§ **Problem description**
Reproduce the rows from the first one through the line containing "- legend-swatch-line: [2131, 956, 2179, 960]", changing "x-axis-tick-label" to "horizontal-tick-label" and keeping everything else unchanged.

Stored items from a collection:
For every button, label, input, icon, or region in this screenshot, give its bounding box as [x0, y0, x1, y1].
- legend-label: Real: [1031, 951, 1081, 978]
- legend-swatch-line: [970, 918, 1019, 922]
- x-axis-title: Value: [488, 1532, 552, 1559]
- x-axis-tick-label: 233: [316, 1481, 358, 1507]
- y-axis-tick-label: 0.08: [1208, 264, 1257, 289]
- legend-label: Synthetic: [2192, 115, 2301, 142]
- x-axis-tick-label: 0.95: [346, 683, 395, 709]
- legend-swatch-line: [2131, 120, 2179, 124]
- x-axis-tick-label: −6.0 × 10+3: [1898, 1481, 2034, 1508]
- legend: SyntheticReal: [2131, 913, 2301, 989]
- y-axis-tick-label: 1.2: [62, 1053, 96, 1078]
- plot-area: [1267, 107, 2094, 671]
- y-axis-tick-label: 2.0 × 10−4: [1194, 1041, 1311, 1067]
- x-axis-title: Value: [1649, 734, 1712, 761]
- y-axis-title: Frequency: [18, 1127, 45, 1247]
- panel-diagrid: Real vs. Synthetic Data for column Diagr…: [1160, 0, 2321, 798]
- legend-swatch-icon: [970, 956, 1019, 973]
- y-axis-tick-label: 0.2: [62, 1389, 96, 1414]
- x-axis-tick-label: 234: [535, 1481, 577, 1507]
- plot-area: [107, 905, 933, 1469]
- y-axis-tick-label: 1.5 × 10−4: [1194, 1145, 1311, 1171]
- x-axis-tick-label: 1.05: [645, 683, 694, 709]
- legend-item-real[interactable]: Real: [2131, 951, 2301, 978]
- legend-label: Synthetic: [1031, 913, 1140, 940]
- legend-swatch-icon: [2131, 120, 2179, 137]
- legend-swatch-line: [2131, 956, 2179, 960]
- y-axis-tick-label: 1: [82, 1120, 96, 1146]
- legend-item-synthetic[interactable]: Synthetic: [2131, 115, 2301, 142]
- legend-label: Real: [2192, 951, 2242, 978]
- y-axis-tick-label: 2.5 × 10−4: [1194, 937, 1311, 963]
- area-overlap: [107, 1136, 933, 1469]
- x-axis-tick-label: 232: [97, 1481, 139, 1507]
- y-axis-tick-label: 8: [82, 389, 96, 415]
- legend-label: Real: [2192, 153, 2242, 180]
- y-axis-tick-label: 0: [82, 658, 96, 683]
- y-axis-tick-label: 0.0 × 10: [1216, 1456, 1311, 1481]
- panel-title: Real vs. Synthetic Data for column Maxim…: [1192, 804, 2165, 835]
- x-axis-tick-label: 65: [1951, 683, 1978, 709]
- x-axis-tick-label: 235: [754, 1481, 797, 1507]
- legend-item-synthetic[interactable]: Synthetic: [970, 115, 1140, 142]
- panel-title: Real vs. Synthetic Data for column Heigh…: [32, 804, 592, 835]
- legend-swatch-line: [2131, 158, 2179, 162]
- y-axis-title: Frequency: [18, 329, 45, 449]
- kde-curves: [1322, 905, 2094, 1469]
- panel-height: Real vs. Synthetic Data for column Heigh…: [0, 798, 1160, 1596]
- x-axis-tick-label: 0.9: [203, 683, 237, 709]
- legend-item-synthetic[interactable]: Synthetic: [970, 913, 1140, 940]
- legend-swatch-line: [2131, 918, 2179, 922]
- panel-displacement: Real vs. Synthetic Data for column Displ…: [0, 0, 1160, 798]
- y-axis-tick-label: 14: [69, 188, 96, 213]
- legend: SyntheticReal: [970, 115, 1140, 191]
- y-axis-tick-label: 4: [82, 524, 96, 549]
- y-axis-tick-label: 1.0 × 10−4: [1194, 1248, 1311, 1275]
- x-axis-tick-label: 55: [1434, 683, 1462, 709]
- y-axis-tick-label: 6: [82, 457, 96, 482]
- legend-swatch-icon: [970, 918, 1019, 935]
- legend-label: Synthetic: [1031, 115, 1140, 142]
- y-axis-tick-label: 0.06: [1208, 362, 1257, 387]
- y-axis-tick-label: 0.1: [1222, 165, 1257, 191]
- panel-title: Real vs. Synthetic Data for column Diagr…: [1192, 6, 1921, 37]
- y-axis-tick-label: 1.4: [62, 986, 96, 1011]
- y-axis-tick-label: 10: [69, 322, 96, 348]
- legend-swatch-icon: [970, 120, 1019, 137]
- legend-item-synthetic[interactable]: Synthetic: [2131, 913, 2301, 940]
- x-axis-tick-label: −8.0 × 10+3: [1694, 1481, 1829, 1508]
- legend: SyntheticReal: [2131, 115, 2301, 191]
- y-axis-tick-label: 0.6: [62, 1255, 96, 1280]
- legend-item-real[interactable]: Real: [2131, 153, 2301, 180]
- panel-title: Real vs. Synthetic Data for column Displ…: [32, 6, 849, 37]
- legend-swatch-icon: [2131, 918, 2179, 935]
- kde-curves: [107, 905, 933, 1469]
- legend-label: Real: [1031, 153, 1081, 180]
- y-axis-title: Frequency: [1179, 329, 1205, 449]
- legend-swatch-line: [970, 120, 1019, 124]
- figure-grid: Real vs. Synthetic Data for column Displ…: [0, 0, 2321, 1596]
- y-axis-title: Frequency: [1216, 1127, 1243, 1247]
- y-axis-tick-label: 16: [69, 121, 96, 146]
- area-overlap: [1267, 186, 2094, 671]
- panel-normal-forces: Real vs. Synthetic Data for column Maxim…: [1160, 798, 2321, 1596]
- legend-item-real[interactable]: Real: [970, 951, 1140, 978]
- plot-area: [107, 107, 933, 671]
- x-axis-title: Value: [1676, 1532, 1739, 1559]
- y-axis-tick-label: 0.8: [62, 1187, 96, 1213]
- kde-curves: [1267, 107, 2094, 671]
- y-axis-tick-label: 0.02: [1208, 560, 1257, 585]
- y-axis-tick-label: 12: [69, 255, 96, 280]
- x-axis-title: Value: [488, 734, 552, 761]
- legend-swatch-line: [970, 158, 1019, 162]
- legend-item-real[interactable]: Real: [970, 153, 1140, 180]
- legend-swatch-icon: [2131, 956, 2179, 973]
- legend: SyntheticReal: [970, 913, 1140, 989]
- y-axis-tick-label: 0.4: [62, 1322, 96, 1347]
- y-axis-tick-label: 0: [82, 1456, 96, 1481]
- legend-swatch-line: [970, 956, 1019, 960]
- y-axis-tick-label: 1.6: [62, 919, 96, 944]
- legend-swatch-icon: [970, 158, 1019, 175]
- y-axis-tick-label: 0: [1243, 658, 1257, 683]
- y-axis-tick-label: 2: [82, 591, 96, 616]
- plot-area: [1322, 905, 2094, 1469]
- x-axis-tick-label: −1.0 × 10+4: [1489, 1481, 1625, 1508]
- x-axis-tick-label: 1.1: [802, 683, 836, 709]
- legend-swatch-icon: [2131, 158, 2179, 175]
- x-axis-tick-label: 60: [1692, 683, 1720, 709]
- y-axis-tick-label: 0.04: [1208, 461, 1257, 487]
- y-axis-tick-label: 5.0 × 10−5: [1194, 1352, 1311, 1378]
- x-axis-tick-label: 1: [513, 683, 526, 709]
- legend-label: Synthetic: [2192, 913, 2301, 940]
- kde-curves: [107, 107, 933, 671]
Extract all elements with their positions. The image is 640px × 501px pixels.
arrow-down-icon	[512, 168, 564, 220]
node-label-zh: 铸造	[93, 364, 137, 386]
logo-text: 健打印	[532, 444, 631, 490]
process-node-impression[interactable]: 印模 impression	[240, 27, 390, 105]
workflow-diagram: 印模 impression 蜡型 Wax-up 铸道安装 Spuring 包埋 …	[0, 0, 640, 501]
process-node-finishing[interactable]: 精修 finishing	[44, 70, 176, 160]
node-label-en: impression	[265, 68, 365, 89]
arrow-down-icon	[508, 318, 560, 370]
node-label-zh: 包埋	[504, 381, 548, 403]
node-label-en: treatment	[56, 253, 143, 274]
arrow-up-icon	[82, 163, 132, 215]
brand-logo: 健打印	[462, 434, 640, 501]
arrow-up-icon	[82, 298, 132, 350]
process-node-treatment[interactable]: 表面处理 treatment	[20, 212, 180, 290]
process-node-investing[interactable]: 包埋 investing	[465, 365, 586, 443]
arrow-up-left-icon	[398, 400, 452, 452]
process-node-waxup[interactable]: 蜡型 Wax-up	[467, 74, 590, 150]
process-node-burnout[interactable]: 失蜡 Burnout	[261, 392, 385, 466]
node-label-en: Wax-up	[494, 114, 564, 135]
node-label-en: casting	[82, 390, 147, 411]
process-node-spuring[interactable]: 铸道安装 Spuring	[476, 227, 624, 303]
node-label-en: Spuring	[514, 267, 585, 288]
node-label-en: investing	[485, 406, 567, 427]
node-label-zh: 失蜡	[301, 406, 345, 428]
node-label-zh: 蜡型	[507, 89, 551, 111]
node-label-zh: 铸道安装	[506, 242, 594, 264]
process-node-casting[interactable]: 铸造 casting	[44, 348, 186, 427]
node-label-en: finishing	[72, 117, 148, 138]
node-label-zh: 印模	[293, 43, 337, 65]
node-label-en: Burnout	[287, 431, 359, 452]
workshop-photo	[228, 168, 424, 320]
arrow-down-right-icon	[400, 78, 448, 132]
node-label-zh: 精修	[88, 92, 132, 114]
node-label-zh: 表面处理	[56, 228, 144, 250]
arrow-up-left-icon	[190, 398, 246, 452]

§ **Completed exercise**
For every button, label, input, icon, or region in this screenshot, give its bounding box as [x0, y0, x1, y1].
- legend-label: Real: [1031, 951, 1081, 978]
- legend-swatch-line: [970, 918, 1019, 922]
- x-axis-title: Value: [488, 1532, 552, 1559]
- horizontal-tick-label: 233: [316, 1481, 358, 1507]
- y-axis-tick-label: 0.08: [1208, 264, 1257, 289]
- legend-label: Synthetic: [2192, 115, 2301, 142]
- horizontal-tick-label: 0.95: [346, 683, 395, 709]
- legend-swatch-line: [2131, 120, 2179, 124]
- horizontal-tick-label: −6.0 × 10+3: [1898, 1481, 2034, 1508]
- legend: SyntheticReal: [2131, 913, 2301, 989]
- y-axis-tick-label: 1.2: [62, 1053, 96, 1078]
- plot-area: [1267, 107, 2094, 671]
- y-axis-tick-label: 2.0 × 10−4: [1194, 1041, 1311, 1067]
- x-axis-title: Value: [1649, 734, 1712, 761]
- y-axis-title: Frequency: [18, 1127, 45, 1247]
- panel-diagrid: Real vs. Synthetic Data for column Diagr…: [1160, 0, 2321, 798]
- legend-swatch-icon: [970, 956, 1019, 973]
- y-axis-tick-label: 0.2: [62, 1389, 96, 1414]
- horizontal-tick-label: 234: [535, 1481, 577, 1507]
- plot-area: [107, 905, 933, 1469]
- y-axis-tick-label: 1.5 × 10−4: [1194, 1145, 1311, 1171]
- horizontal-tick-label: 1.05: [645, 683, 694, 709]
- legend-item-real[interactable]: Real: [2131, 951, 2301, 978]
- legend-label: Synthetic: [1031, 913, 1140, 940]
- legend-swatch-icon: [2131, 120, 2179, 137]
- legend-swatch-line: [2131, 956, 2179, 960]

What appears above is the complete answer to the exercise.